_RECORD SET:_
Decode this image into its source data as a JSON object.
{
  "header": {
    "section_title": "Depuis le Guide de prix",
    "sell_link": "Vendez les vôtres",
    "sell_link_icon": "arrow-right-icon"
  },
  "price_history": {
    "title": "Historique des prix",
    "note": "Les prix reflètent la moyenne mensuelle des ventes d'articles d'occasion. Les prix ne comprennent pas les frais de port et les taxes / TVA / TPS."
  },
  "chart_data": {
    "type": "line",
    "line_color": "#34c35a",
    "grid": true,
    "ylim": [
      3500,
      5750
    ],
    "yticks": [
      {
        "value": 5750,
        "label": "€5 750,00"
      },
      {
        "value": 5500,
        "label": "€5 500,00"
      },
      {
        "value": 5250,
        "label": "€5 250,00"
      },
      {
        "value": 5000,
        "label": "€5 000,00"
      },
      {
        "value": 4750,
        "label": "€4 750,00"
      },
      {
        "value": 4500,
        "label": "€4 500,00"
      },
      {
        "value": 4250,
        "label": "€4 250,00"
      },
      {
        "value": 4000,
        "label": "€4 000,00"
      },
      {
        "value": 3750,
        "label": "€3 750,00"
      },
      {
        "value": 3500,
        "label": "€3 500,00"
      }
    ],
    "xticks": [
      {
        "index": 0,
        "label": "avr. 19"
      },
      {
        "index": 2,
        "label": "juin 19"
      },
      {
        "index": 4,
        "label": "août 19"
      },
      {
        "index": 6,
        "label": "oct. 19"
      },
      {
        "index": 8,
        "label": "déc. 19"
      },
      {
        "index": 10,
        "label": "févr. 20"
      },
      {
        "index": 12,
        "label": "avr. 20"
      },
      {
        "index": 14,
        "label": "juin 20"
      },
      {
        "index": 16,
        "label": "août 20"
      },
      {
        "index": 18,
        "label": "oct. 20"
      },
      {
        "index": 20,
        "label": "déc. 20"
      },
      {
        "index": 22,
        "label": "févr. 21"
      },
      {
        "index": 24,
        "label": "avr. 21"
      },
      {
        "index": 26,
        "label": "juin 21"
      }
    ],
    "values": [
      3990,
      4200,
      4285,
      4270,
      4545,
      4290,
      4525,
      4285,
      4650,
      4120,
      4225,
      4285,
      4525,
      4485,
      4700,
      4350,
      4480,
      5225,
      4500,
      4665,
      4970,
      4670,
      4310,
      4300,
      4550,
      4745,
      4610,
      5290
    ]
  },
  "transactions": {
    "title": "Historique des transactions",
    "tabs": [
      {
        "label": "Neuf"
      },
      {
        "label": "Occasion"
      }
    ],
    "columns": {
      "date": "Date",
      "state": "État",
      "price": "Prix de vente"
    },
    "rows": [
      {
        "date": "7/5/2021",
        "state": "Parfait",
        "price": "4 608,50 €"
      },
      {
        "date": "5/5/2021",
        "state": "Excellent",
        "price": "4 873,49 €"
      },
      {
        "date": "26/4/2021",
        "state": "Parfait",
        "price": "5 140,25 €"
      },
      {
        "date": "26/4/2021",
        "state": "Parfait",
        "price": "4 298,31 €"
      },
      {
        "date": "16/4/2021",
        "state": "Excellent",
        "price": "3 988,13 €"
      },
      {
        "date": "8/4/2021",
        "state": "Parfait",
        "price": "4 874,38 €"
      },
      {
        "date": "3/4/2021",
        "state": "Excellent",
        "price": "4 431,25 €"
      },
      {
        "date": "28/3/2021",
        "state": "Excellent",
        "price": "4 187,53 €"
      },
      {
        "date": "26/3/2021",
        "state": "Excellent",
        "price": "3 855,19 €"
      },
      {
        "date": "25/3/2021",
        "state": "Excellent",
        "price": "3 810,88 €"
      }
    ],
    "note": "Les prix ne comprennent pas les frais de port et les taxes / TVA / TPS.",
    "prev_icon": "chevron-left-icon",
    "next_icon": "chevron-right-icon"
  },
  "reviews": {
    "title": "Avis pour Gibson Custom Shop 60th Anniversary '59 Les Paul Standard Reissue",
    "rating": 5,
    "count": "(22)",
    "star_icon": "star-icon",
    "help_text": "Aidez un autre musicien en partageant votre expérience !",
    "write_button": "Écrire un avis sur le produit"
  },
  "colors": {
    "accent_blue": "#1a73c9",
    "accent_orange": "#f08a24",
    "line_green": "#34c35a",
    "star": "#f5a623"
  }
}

_EXERCISE INSTRUCTIONS:_
Extract the data exactly as given.

_RESPONSE FOR THIS EXERCISE:_
Decode this image into its source data as a JSON object.
{
  "header": {
    "section_title": "Depuis le Guide de prix",
    "sell_link": "Vendez les vôtres",
    "sell_link_icon": "arrow-right-icon"
  },
  "price_history": {
    "title": "Historique des prix",
    "note": "Les prix reflètent la moyenne mensuelle des ventes d'articles d'occasion. Les prix ne comprennent pas les frais de port et les taxes / TVA / TPS."
  },
  "chart_data": {
    "type": "line",
    "line_color": "#34c35a",
    "grid": true,
    "ylim": [
      3500,
      5750
    ],
    "yticks": [
      {
        "value": 5750,
        "label": "€5 750,00"
      },
      {
        "value": 5500,
        "label": "€5 500,00"
      },
      {
        "value": 5250,
        "label": "€5 250,00"
      },
      {
        "value": 5000,
        "label": "€5 000,00"
      },
      {
        "value": 4750,
        "label": "€4 750,00"
      },
      {
        "value": 4500,
        "label": "€4 500,00"
      },
      {
        "value": 4250,
        "label": "€4 250,00"
      },
      {
        "value": 4000,
        "label": "€4 000,00"
      },
      {
        "value": 3750,
        "label": "€3 750,00"
      },
      {
        "value": 3500,
        "label": "€3 500,00"
      }
    ],
    "xticks": [
      {
        "index": 0,
        "label": "avr. 19"
      },
      {
        "index": 2,
        "label": "juin 19"
      },
      {
        "index": 4,
        "label": "août 19"
      },
      {
        "index": 6,
        "label": "oct. 19"
      },
      {
        "index": 8,
        "label": "déc. 19"
      },
      {
        "index": 10,
        "label": "févr. 20"
      },
      {
        "index": 12,
        "label": "avr. 20"
      },
      {
        "index": 14,
        "label": "juin 20"
      },
      {
        "index": 16,
        "label": "août 20"
      },
      {
        "index": 18,
        "label": "oct. 20"
      },
      {
        "index": 20,
        "label": "déc. 20"
      },
      {
        "index": 22,
        "label": "févr. 21"
      },
      {
        "index": 24,
        "label": "avr. 21"
      },
      {
        "index": 26,
        "label": "juin 21"
      }
    ],
    "values": [
      3990,
      4200,
      4285,
      4270,
      4545,
      4290,
      4525,
      4285,
      4650,
      4120,
      4225,
      4285,
      4525,
      4485,
      4700,
      4350,
      4480,
      5225,
      4500,
      4665,
      4970,
      4670,
      4310,
      4300,
      4550,
      4745,
      4610,
      5290
    ]
  },
  "transactions": {
    "title": "Historique des transactions",
    "tabs": [
      {
        "label": "Neuf"
      },
      {
        "label": "Occasion"
      }
    ],
    "columns": {
      "date": "Date",
      "state": "État",
      "price": "Prix de vente"
    },
    "rows": [
      {
        "date": "7/5/2021",
        "state": "Parfait",
        "price": "4 608,50 €"
      },
      {
        "date": "5/5/2021",
        "state": "Excellent",
        "price": "4 873,49 €"
      },
      {
        "date": "26/4/2021",
        "state": "Parfait",
        "price": "5 140,25 €"
      },
      {
        "date": "26/4/2021",
        "state": "Parfait",
        "price": "4 298,31 €"
      },
      {
        "date": "16/4/2021",
        "state": "Excellent",
        "price": "3 988,13 €"
      },
      {
        "date": "8/4/2021",
        "state": "Parfait",
        "price": "4 874,38 €"
      },
      {
        "date": "3/4/2021",
        "state": "Excellent",
        "price": "4 431,25 €"
      },
      {
        "date": "28/3/2021",
        "state": "Excellent",
        "price": "4 187,53 €"
      },
      {
        "date": "26/3/2021",
        "state": "Excellent",
        "price": "3 855,19 €"
      },
      {
        "date": "25/3/2021",
        "state": "Excellent",
        "price": "3 810,88 €"
      }
    ],
    "note": "Les prix ne comprennent pas les frais de port et les taxes / TVA / TPS.",
    "prev_icon": "chevron-left-icon",
    "next_icon": "chevron-right-icon"
  },
  "reviews": {
    "title": "Avis pour Gibson Custom Shop 60th Anniversary '59 Les Paul Standard Reissue",
    "rating": 5,
    "count": "(22)",
    "star_icon": "star-icon",
    "help_text": "Aidez un autre musicien en partageant votre expérience !",
    "write_button": "Écrire un avis sur le produit"
  },
  "colors": {
    "accent_blue": "#1a73c9",
    "accent_orange": "#f08a24",
    "line_green": "#34c35a",
    "star": "#f5a623"
  }
}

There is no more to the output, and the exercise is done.